───── ITEMS ─────

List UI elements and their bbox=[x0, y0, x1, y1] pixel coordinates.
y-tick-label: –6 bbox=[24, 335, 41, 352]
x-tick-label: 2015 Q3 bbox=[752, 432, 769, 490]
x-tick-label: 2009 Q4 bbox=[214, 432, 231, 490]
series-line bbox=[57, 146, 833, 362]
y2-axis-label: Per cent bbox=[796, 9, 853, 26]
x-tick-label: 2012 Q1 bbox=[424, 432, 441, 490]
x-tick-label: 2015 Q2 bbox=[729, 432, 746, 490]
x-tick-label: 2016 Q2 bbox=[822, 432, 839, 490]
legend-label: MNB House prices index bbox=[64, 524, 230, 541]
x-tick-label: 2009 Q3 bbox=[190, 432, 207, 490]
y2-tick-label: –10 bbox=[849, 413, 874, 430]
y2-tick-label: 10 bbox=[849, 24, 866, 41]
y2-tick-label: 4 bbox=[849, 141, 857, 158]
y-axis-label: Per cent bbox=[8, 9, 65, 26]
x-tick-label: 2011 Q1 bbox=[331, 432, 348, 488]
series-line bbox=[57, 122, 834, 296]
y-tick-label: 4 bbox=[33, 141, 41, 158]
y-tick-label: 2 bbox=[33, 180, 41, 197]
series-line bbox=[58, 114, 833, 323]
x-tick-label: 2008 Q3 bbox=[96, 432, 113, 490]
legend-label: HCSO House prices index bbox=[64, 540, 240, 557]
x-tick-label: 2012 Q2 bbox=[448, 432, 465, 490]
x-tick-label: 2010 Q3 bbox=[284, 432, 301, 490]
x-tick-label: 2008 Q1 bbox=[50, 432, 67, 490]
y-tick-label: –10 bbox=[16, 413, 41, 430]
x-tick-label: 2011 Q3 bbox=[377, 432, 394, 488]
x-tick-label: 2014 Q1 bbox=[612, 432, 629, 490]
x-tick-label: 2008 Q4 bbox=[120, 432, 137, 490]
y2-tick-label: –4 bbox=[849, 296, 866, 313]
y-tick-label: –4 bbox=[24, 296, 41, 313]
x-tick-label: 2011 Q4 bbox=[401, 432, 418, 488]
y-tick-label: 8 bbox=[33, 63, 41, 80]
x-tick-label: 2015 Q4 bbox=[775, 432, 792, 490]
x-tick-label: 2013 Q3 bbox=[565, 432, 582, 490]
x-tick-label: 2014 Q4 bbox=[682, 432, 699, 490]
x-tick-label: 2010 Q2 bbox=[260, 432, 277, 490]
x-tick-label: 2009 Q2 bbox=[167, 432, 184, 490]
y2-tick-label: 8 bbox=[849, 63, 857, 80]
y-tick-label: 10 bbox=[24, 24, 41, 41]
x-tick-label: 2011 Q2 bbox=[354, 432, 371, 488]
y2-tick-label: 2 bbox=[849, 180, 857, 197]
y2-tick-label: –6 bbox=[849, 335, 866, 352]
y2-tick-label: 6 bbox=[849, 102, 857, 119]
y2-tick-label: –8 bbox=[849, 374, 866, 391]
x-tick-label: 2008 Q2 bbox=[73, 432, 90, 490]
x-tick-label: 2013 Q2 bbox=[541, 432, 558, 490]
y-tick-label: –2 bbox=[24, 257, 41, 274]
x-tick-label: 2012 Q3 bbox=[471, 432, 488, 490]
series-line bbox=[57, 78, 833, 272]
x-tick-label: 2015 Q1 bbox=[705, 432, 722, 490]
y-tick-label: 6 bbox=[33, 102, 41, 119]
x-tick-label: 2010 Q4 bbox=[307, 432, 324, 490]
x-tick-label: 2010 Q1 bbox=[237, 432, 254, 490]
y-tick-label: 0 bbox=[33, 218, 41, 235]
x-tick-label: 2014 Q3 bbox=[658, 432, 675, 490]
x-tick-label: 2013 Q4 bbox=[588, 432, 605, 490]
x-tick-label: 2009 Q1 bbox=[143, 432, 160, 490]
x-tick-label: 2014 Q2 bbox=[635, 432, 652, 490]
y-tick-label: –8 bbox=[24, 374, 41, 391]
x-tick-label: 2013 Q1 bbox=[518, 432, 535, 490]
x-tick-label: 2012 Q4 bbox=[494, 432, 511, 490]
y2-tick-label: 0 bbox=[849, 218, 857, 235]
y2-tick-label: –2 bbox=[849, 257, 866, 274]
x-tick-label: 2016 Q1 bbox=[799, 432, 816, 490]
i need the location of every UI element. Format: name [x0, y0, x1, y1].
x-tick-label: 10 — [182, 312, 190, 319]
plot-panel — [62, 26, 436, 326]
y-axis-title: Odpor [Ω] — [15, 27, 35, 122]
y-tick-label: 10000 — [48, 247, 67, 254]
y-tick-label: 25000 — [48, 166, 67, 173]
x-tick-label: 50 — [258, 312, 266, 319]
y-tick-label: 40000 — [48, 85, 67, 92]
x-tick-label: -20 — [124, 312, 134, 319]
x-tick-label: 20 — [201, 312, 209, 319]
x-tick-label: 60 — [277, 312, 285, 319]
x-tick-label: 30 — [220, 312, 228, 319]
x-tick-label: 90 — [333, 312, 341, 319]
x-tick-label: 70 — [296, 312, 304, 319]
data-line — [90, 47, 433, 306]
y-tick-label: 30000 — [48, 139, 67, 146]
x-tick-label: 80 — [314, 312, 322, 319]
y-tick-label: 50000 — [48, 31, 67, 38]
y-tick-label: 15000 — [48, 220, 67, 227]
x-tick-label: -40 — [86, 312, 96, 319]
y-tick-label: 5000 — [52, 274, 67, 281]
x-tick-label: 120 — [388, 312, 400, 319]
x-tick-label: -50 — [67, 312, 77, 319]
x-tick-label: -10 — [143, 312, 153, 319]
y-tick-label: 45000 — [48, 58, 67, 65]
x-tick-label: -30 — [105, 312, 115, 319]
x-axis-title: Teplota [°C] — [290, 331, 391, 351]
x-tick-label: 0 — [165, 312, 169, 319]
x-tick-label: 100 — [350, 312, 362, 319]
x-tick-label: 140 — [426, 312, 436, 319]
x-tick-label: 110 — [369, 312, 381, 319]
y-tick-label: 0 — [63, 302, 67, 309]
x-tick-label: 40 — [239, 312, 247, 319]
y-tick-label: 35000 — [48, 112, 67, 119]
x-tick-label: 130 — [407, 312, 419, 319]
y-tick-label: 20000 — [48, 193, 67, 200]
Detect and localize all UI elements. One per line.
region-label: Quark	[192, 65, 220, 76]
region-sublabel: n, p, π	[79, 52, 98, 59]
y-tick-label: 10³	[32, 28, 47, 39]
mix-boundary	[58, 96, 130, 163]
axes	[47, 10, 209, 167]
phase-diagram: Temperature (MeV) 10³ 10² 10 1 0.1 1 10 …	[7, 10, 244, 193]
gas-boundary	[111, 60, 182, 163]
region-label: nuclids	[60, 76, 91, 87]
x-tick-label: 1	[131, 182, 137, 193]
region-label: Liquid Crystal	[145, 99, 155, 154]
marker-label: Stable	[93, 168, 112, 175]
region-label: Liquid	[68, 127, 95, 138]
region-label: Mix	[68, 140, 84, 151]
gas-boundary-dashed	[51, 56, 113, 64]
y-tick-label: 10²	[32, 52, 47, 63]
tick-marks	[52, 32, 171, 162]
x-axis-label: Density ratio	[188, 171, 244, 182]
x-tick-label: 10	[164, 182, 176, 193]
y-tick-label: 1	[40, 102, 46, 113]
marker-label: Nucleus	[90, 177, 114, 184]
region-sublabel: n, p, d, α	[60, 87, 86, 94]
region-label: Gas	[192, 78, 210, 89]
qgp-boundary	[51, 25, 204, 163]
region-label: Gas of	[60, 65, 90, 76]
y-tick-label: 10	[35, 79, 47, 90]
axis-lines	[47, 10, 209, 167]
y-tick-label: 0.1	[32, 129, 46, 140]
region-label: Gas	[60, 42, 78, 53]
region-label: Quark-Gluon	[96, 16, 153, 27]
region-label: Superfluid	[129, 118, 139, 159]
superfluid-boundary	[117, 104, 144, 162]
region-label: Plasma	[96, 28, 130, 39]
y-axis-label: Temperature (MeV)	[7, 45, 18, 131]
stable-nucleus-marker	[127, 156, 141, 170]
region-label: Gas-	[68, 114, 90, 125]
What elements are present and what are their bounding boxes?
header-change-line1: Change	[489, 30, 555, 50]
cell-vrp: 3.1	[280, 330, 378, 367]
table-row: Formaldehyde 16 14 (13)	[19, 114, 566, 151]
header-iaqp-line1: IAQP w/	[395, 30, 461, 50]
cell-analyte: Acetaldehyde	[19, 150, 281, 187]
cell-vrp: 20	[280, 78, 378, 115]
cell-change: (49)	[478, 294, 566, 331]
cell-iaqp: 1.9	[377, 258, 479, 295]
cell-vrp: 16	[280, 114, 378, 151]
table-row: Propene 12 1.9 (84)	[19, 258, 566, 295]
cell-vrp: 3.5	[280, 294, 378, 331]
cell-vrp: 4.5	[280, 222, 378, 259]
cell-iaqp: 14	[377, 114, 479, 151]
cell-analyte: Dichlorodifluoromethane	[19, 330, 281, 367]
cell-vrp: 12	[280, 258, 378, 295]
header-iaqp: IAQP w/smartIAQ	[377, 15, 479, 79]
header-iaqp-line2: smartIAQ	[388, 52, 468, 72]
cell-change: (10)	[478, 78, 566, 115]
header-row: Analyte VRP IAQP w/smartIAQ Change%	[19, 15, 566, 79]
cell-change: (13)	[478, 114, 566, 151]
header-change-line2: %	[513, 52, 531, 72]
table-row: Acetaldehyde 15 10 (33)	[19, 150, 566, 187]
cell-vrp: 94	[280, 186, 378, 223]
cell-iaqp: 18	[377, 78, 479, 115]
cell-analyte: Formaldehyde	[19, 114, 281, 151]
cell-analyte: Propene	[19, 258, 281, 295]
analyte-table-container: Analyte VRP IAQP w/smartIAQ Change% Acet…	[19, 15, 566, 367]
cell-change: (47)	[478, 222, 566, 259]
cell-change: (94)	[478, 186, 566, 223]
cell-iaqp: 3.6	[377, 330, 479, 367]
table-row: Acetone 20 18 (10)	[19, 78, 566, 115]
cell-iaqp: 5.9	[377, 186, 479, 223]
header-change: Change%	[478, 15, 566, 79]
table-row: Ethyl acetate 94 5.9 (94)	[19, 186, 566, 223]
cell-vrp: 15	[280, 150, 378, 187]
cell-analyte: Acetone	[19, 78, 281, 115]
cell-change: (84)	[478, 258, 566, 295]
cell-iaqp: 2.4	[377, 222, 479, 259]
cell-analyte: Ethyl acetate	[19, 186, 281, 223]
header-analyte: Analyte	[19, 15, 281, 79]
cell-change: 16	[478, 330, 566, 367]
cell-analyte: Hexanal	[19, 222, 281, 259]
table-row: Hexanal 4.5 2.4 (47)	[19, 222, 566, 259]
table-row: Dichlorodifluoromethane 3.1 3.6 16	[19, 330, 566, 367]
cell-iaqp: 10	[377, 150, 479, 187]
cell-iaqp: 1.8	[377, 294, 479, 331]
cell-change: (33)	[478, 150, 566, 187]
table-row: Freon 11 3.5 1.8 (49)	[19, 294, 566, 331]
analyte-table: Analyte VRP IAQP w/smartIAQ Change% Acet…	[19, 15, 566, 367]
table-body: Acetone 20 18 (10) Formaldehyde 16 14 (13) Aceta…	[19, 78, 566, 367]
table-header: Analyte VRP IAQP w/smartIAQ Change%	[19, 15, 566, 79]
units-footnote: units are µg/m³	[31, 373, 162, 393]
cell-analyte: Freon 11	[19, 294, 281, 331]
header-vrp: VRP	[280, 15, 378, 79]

─────

● **DO THIS**
Recast the records as a JSON list of strings, one string per line, with blank lines left out. Begin at the first line of the records and stop after the line that contains "y2-tick-label: –10 bbox=[849, 413, 874, 430]".

● **TASK OUTPUT**
[
  "List UI elements and their bbox=[x0, y0, x1, y1] pixel coordinates.",
  "y-tick-label: –6 bbox=[24, 335, 41, 352]",
  "x-tick-label: 2015 Q3 bbox=[752, 432, 769, 490]",
  "x-tick-label: 2009 Q4 bbox=[214, 432, 231, 490]",
  "series-line bbox=[57, 146, 833, 362]",
  "y2-axis-label: Per cent bbox=[796, 9, 853, 26]",
  "x-tick-label: 2012 Q1 bbox=[424, 432, 441, 490]",
  "x-tick-label: 2015 Q2 bbox=[729, 432, 746, 490]",
  "x-tick-label: 2016 Q2 bbox=[822, 432, 839, 490]",
  "legend-label: MNB House prices index bbox=[64, 524, 230, 541]",
  "x-tick-label: 2009 Q3 bbox=[190, 432, 207, 490]",
  "y2-tick-label: –10 bbox=[849, 413, 874, 430]"
]